Stored entries:
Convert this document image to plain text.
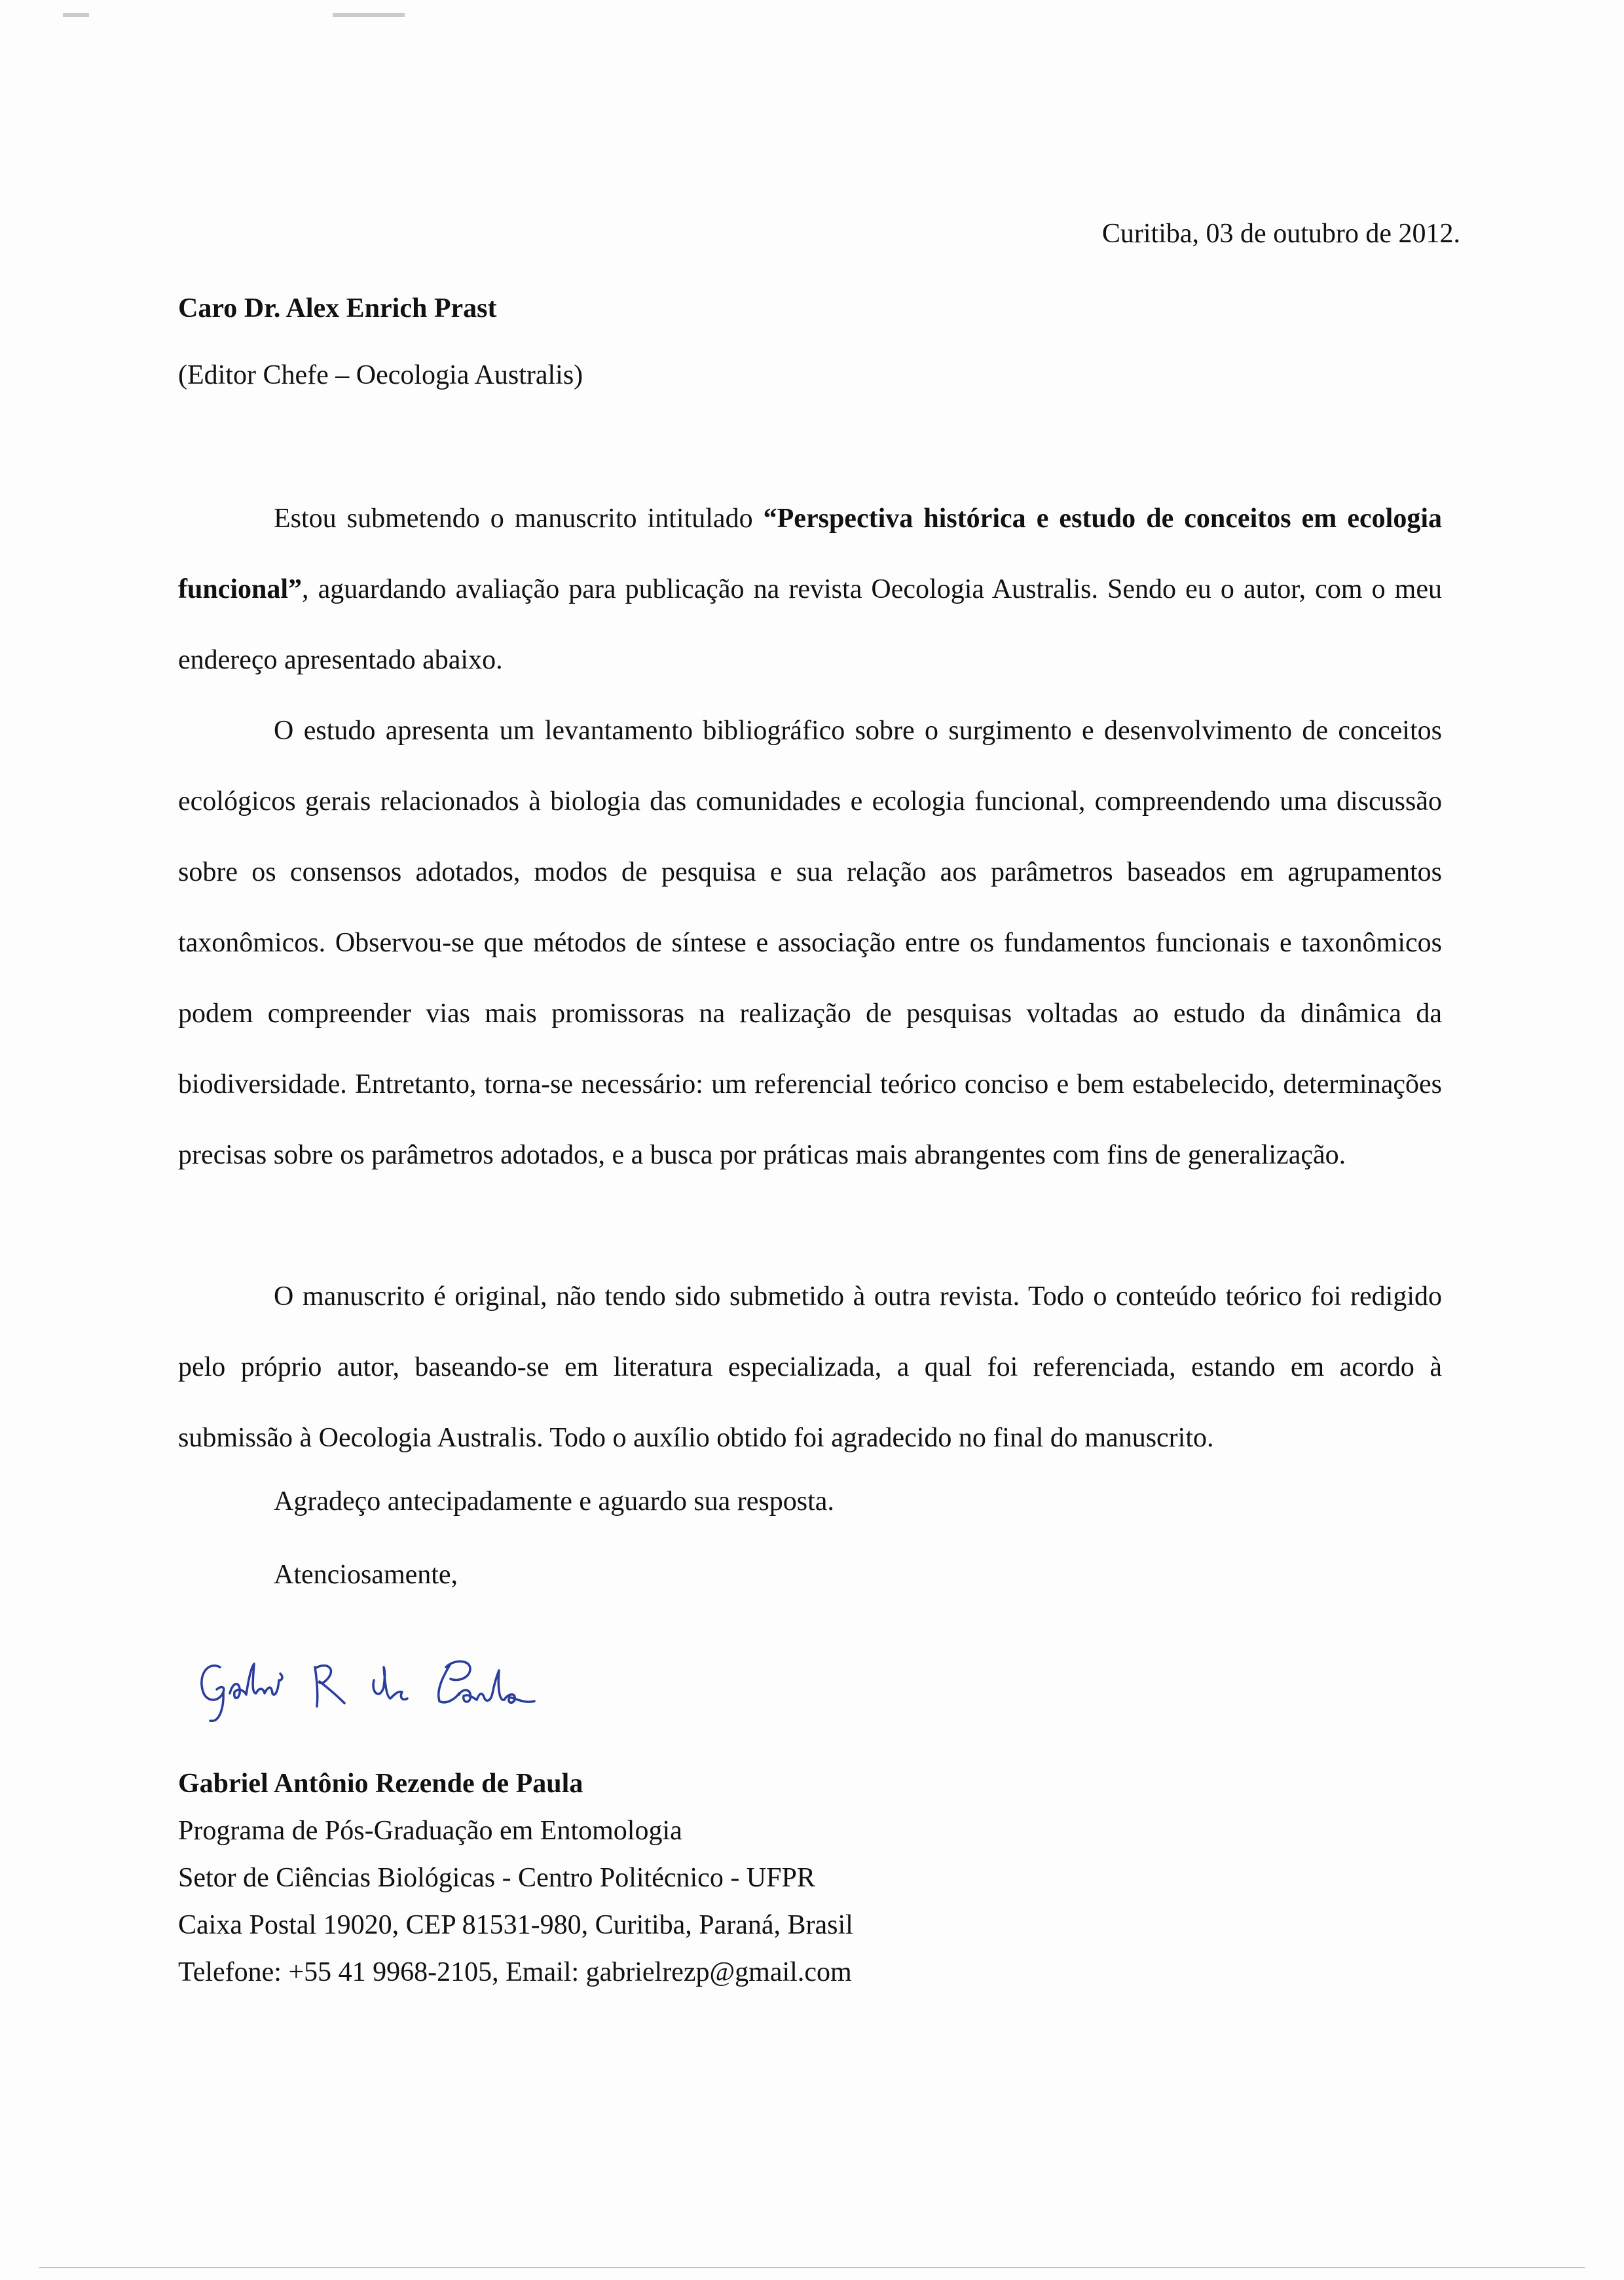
Curitiba, 03 de outubro de 2012.

Caro Dr. Alex Enrich Prast

(Editor Chefe – Oecologia Australis)

Estou submetendo o manuscrito intitulado “Perspectiva histórica e estudo de conceitos em ecologia funcional”, aguardando avaliação para publicação na revista Oecologia Australis. Sendo eu o autor, com o meu endereço apresentado abaixo.

O estudo apresenta um levantamento bibliográfico sobre o surgimento e desenvolvimento de conceitos ecológicos gerais relacionados à biologia das comunidades e ecologia funcional, compreendendo uma discussão sobre os consensos adotados, modos de pesquisa e sua relação aos parâmetros baseados em agrupamentos taxonômicos. Observou-se que métodos de síntese e associação entre os fundamentos funcionais e taxonômicos podem compreender vias mais promissoras na realização de pesquisas voltadas ao estudo da dinâmica da biodiversidade. Entretanto, torna-se necessário: um referencial teórico conciso e bem estabelecido, determinações precisas sobre os parâmetros adotados, e a busca por práticas mais abrangentes com fins de generalização.

O manuscrito é original, não tendo sido submetido à outra revista. Todo o conteúdo teórico foi redigido pelo próprio autor, baseando-se em literatura especializada, a qual foi referenciada, estando em acordo à submissão à Oecologia Australis. Todo o auxílio obtido foi agradecido no final do manuscrito.

Agradeço antecipadamente e aguardo sua resposta.

Atenciosamente,

Gabriel Antônio Rezende de Paula

Programa de Pós-Graduação em Entomologia

Setor de Ciências Biológicas - Centro Politécnico - UFPR

Caixa Postal 19020, CEP 81531-980, Curitiba, Paraná, Brasil

Telefone: +55 41 9968-2105, Email: gabrielrezp@gmail.com
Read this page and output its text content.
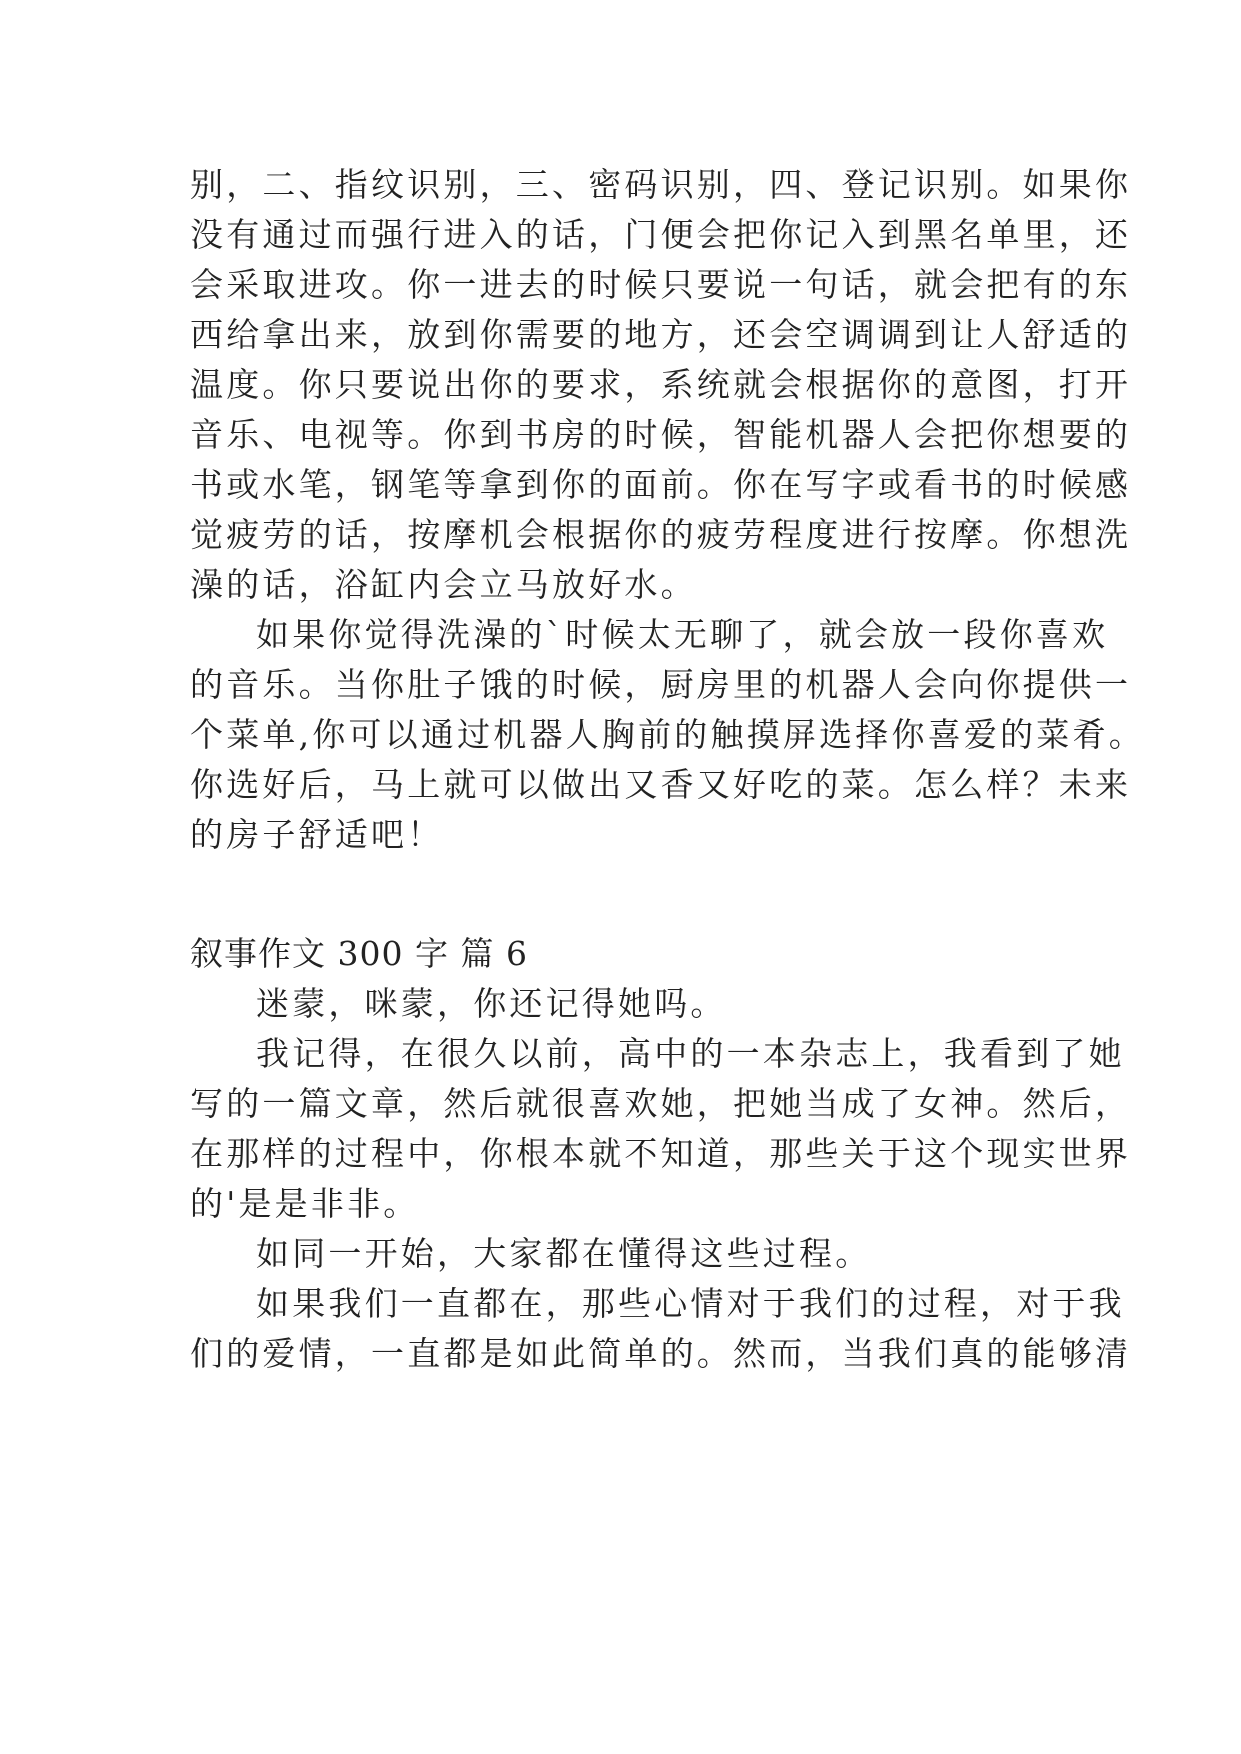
别，二、指纹识别，三、密码识别，四、登记识别。如果你
没有通过而强行进入的话，门便会把你记入到黑名单里，还
会采取进攻。你一进去的时候只要说一句话，就会把有的东
西给拿出来，放到你需要的地方，还会空调调到让人舒适的
温度。你只要说出你的要求，系统就会根据你的意图，打开
音乐、电视等。你到书房的时候，智能机器人会把你想要的
书或水笔，钢笔等拿到你的面前。你在写字或看书的时候感
觉疲劳的话，按摩机会根据你的疲劳程度进行按摩。你想洗
澡的话，浴缸内会立马放好水。
如果你觉得洗澡的`时候太无聊了，就会放一段你喜欢
的音乐。当你肚子饿的时候，厨房里的机器人会向你提供一
个菜单,你可以通过机器人胸前的触摸屏选择你喜爱的菜肴。
你选好后，马上就可以做出又香又好吃的菜。怎么样？未来
的房子舒适吧！
叙事作文 300 字 篇 6
迷蒙，咪蒙，你还记得她吗。
我记得，在很久以前，高中的一本杂志上，我看到了她
写的一篇文章，然后就很喜欢她，把她当成了女神。然后，
在那样的过程中，你根本就不知道，那些关于这个现实世界
的'是是非非。
如同一开始，大家都在懂得这些过程。
如果我们一直都在，那些心情对于我们的过程，对于我
们的爱情，一直都是如此简单的。然而，当我们真的能够清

§ What you will do:
Extract all lines of the records above that include "text".

§ Worked answer:
Convert this document image to plain text.
Read this page and output its text content.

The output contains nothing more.